[start]
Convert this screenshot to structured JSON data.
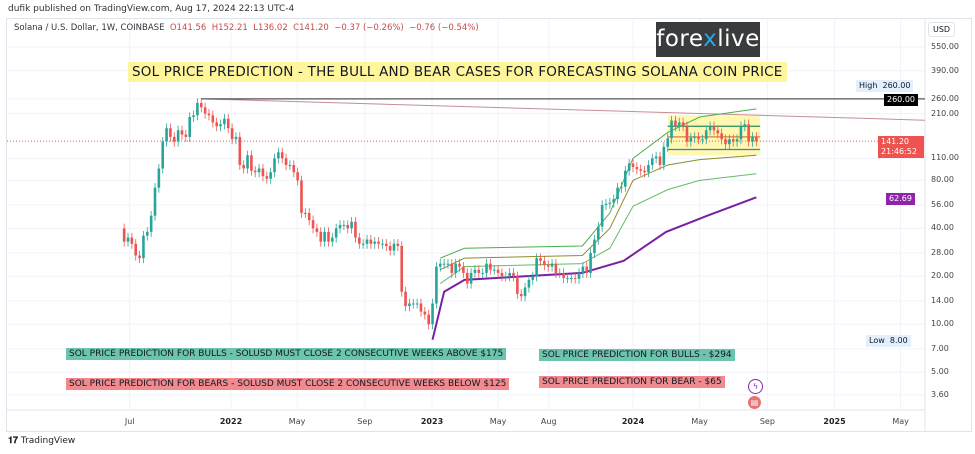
{
  "header": {
    "published": "dufik published on TradingView.com, Aug 17, 2024 22:13 UTC-4",
    "symbol": "Solana / U.S. Dollar, 1W, COINBASE",
    "open": "O141.56",
    "high": "H152.21",
    "low": "L136.02",
    "close": "C141.20",
    "change": "−0.37 (−0.26%)",
    "change2": "−0.76 (−0.54%)"
  },
  "logo": {
    "brand_a": "fore",
    "brand_x": "x",
    "brand_b": "live"
  },
  "banner": "SOL PRICE PREDICTION - THE BULL AND BEAR CASES FOR FORECASTING SOLANA COIN PRICE",
  "notes": {
    "bulls_condition": "SOL PRICE PREDICTION FOR BULLS - SOLUSD MUST CLOSE 2 CONSECUTIVE WEEKS ABOVE $175",
    "bulls_target": "SOL PRICE PREDICTION FOR BULLS - $294",
    "bears_condition": "SOL PRICE PREDICTION FOR BEARS - SOLUSD MUST CLOSE 2 CONSECUTIVE WEEKS BELOW $125",
    "bears_target": "SOL PRICE PREDICTION FOR BEAR - $65"
  },
  "footer": {
    "brand": "TradingView"
  },
  "colors": {
    "up": "#26a69a",
    "down": "#ef5350",
    "purple": "#7b1fa2",
    "band_upper": "#4caf50",
    "band_mid": "#8d8d2a",
    "band_lower": "#66bb6a",
    "trendline": "#c78d94",
    "highline": "#555555",
    "box": "#fff59a"
  },
  "chart_data": {
    "type": "candlestick",
    "title": "Solana / U.S. Dollar, 1W, COINBASE",
    "yscale": "log",
    "ylim": [
      3.2,
      650
    ],
    "xlim": [
      "2021-05-01",
      "2025-07-01"
    ],
    "currency": "USD",
    "y_ticks": [
      "550.00",
      "390.00",
      "260.00",
      "210.00",
      "110.00",
      "80.00",
      "56.00",
      "40.00",
      "28.00",
      "20.00",
      "14.00",
      "10.00",
      "7.00",
      "5.00",
      "3.60"
    ],
    "x_ticks": [
      {
        "label": "Jul",
        "date": "2021-07-01",
        "bold": false
      },
      {
        "label": "2022",
        "date": "2022-01-01",
        "bold": true
      },
      {
        "label": "May",
        "date": "2022-05-01",
        "bold": false
      },
      {
        "label": "Sep",
        "date": "2022-09-01",
        "bold": false
      },
      {
        "label": "2023",
        "date": "2023-01-01",
        "bold": true
      },
      {
        "label": "May",
        "date": "2023-05-01",
        "bold": false
      },
      {
        "label": "Aug",
        "date": "2023-08-01",
        "bold": false
      },
      {
        "label": "2024",
        "date": "2024-01-01",
        "bold": true
      },
      {
        "label": "May",
        "date": "2024-05-01",
        "bold": false
      },
      {
        "label": "Sep",
        "date": "2024-09-01",
        "bold": false
      },
      {
        "label": "2025",
        "date": "2025-01-01",
        "bold": true
      },
      {
        "label": "May",
        "date": "2025-05-01",
        "bold": false
      }
    ],
    "weeks": [
      "2021-06-21",
      "2021-06-28",
      "2021-07-05",
      "2021-07-12",
      "2021-07-19",
      "2021-07-26",
      "2021-08-02",
      "2021-08-09",
      "2021-08-16",
      "2021-08-23",
      "2021-08-30",
      "2021-09-06",
      "2021-09-13",
      "2021-09-20",
      "2021-09-27",
      "2021-10-04",
      "2021-10-11",
      "2021-10-18",
      "2021-10-25",
      "2021-11-01",
      "2021-11-08",
      "2021-11-15",
      "2021-11-22",
      "2021-11-29",
      "2021-12-06",
      "2021-12-13",
      "2021-12-20",
      "2021-12-27",
      "2022-01-03",
      "2022-01-10",
      "2022-01-17",
      "2022-01-24",
      "2022-01-31",
      "2022-02-07",
      "2022-02-14",
      "2022-02-21",
      "2022-02-28",
      "2022-03-07",
      "2022-03-14",
      "2022-03-21",
      "2022-03-28",
      "2022-04-04",
      "2022-04-11",
      "2022-04-18",
      "2022-04-25",
      "2022-05-02",
      "2022-05-09",
      "2022-05-16",
      "2022-05-23",
      "2022-05-30",
      "2022-06-06",
      "2022-06-13",
      "2022-06-20",
      "2022-06-27",
      "2022-07-04",
      "2022-07-11",
      "2022-07-18",
      "2022-07-25",
      "2022-08-01",
      "2022-08-08",
      "2022-08-15",
      "2022-08-22",
      "2022-08-29",
      "2022-09-05",
      "2022-09-12",
      "2022-09-19",
      "2022-09-26",
      "2022-10-03",
      "2022-10-10",
      "2022-10-17",
      "2022-10-24",
      "2022-10-31",
      "2022-11-07",
      "2022-11-14",
      "2022-11-21",
      "2022-11-28",
      "2022-12-05",
      "2022-12-12",
      "2022-12-19",
      "2022-12-26",
      "2023-01-02",
      "2023-01-09",
      "2023-01-16",
      "2023-01-23",
      "2023-01-30",
      "2023-02-06",
      "2023-02-13",
      "2023-02-20",
      "2023-02-27",
      "2023-03-06",
      "2023-03-13",
      "2023-03-20",
      "2023-03-27",
      "2023-04-03",
      "2023-04-10",
      "2023-04-17",
      "2023-04-24",
      "2023-05-01",
      "2023-05-08",
      "2023-05-15",
      "2023-05-22",
      "2023-05-29",
      "2023-06-05",
      "2023-06-12",
      "2023-06-19",
      "2023-06-26",
      "2023-07-03",
      "2023-07-10",
      "2023-07-17",
      "2023-07-24",
      "2023-07-31",
      "2023-08-07",
      "2023-08-14",
      "2023-08-21",
      "2023-08-28",
      "2023-09-04",
      "2023-09-11",
      "2023-09-18",
      "2023-09-25",
      "2023-10-02",
      "2023-10-09",
      "2023-10-16",
      "2023-10-23",
      "2023-10-30",
      "2023-11-06",
      "2023-11-13",
      "2023-11-20",
      "2023-11-27",
      "2023-12-04",
      "2023-12-11",
      "2023-12-18",
      "2023-12-25",
      "2024-01-01",
      "2024-01-08",
      "2024-01-15",
      "2024-01-22",
      "2024-01-29",
      "2024-02-05",
      "2024-02-12",
      "2024-02-19",
      "2024-02-26",
      "2024-03-04",
      "2024-03-11",
      "2024-03-18",
      "2024-03-25",
      "2024-04-01",
      "2024-04-08",
      "2024-04-15",
      "2024-04-22",
      "2024-04-29",
      "2024-05-06",
      "2024-05-13",
      "2024-05-20",
      "2024-05-27",
      "2024-06-03",
      "2024-06-10",
      "2024-06-17",
      "2024-06-24",
      "2024-07-01",
      "2024-07-08",
      "2024-07-15",
      "2024-07-22",
      "2024-07-29",
      "2024-08-05",
      "2024-08-12"
    ],
    "closes": [
      33,
      35,
      32,
      27,
      26,
      36,
      38,
      48,
      72,
      95,
      140,
      170,
      150,
      140,
      165,
      155,
      150,
      200,
      205,
      245,
      230,
      210,
      205,
      185,
      175,
      180,
      195,
      170,
      145,
      150,
      100,
      95,
      115,
      92,
      90,
      95,
      85,
      82,
      90,
      110,
      120,
      110,
      100,
      100,
      90,
      80,
      50,
      50,
      45,
      40,
      38,
      33,
      38,
      33,
      35,
      40,
      42,
      42,
      40,
      44,
      35,
      32,
      32,
      34,
      32,
      33,
      32,
      32,
      31,
      29,
      32,
      31,
      16,
      13,
      13.5,
      13.5,
      13.5,
      12,
      11.5,
      10,
      13.5,
      23,
      24,
      24,
      24,
      21,
      24,
      23,
      21,
      18,
      21,
      22,
      21,
      21,
      24,
      22,
      22,
      21,
      20,
      20,
      21,
      20,
      15.5,
      15,
      17,
      19,
      20,
      26,
      25,
      23.5,
      23,
      24,
      21,
      21,
      19.5,
      19.5,
      19.5,
      19.3,
      21,
      23,
      21,
      28,
      34,
      41,
      56,
      57,
      58,
      61,
      72,
      73,
      92,
      102,
      97,
      94,
      92,
      90,
      100,
      110,
      113,
      100,
      130,
      147,
      190,
      175,
      185,
      175,
      140,
      148,
      150,
      145,
      145,
      165,
      175,
      165,
      158,
      145,
      135,
      145,
      140,
      145,
      175,
      180,
      140,
      150,
      141.2
    ],
    "first_open": 40,
    "overlays": {
      "band_upper": [
        [
          "2023-01-16",
          26
        ],
        [
          "2023-03-01",
          30
        ],
        [
          "2023-10-01",
          31
        ],
        [
          "2023-11-20",
          50
        ],
        [
          "2024-01-01",
          110
        ],
        [
          "2024-03-04",
          160
        ],
        [
          "2024-05-01",
          200
        ],
        [
          "2024-08-12",
          225
        ]
      ],
      "band_mid": [
        [
          "2023-01-16",
          22
        ],
        [
          "2023-03-01",
          26
        ],
        [
          "2023-10-01",
          27
        ],
        [
          "2023-11-20",
          40
        ],
        [
          "2024-01-01",
          80
        ],
        [
          "2024-03-04",
          100
        ],
        [
          "2024-05-01",
          108
        ],
        [
          "2024-08-12",
          115
        ]
      ],
      "band_lower": [
        [
          "2023-01-16",
          18
        ],
        [
          "2023-03-01",
          23
        ],
        [
          "2023-10-01",
          24
        ],
        [
          "2023-11-20",
          30
        ],
        [
          "2024-01-01",
          55
        ],
        [
          "2024-03-04",
          70
        ],
        [
          "2024-05-01",
          80
        ],
        [
          "2024-08-12",
          88
        ]
      ],
      "vwap_purple": [
        [
          "2023-01-02",
          8
        ],
        [
          "2023-01-23",
          16
        ],
        [
          "2023-03-01",
          19
        ],
        [
          "2023-10-01",
          21
        ],
        [
          "2023-12-15",
          25
        ],
        [
          "2024-03-01",
          38
        ],
        [
          "2024-05-15",
          48
        ],
        [
          "2024-08-12",
          62.69
        ]
      ],
      "trendline": [
        [
          "2021-11-08",
          260
        ],
        [
          "2025-07-01",
          190
        ]
      ],
      "high_line": {
        "from": "2021-11-08",
        "value": 260
      },
      "range_box": {
        "from": "2024-03-04",
        "to": "2024-08-19",
        "top": 205,
        "bottom": 115,
        "levels": [
          175,
          150,
          125
        ]
      },
      "last_price": 141.2
    },
    "price_tags": {
      "high_label": "High",
      "high": "260.00",
      "high_line": "260.00",
      "last": "141.20",
      "countdown": "21:46:52",
      "purple": "62.69",
      "low_label": "Low",
      "low": "8.00"
    }
  }
}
[end]
Goal: Using the listing above, pick out each line that contains the word "Dollar", then copy it.

Task response:
    "symbol": "Solana / U.S. Dollar, 1W, COINBASE",
    "title": "Solana / U.S. Dollar, 1W, COINBASE",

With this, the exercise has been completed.